→ Extracted material
----------------------------------------
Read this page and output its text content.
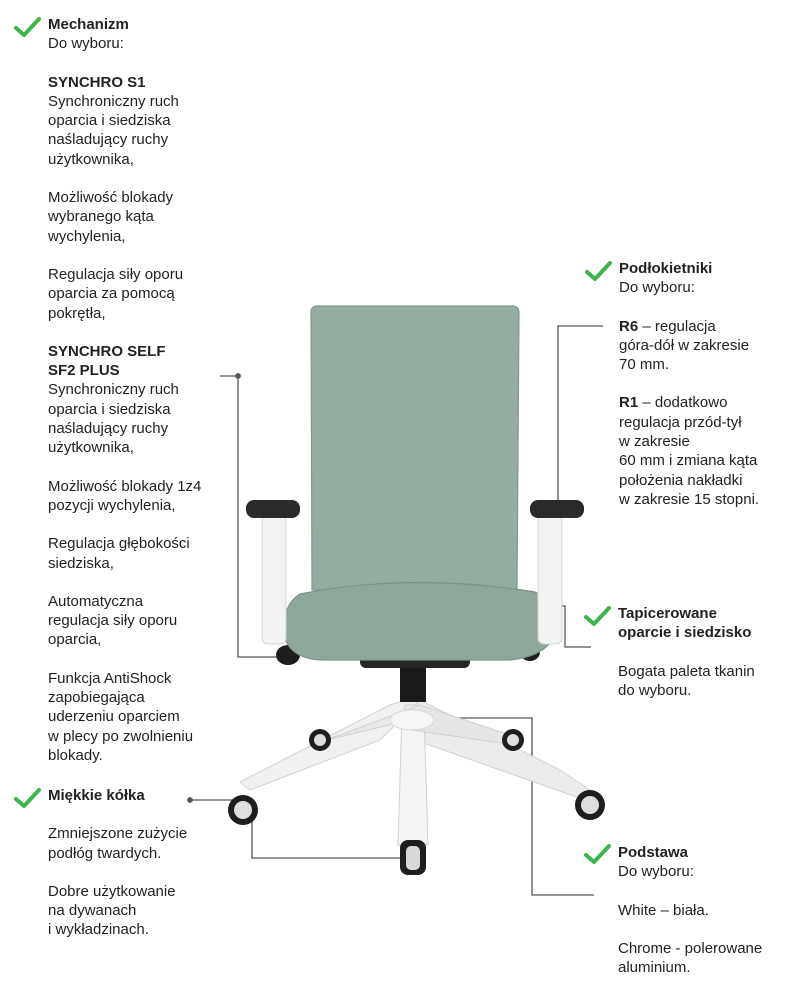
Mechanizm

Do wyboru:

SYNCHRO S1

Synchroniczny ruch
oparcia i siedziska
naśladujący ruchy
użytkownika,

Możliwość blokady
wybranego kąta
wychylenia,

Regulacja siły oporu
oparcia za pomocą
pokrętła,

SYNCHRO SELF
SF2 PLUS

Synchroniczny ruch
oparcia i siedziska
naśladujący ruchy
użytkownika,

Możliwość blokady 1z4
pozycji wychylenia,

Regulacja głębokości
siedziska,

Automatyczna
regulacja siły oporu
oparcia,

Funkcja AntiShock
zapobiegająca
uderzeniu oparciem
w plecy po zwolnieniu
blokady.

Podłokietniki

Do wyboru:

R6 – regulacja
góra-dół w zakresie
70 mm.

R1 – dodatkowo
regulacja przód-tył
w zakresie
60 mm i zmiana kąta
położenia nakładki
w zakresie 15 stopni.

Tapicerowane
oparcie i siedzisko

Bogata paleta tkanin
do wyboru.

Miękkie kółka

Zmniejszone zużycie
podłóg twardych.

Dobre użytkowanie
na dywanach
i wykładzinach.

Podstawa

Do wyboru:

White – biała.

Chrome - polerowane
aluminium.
----------------------------------------
Return only those lines of the records that contain the string "Możliwość".

→ Solution below
Możliwość blokady
Możliwość blokady 1z4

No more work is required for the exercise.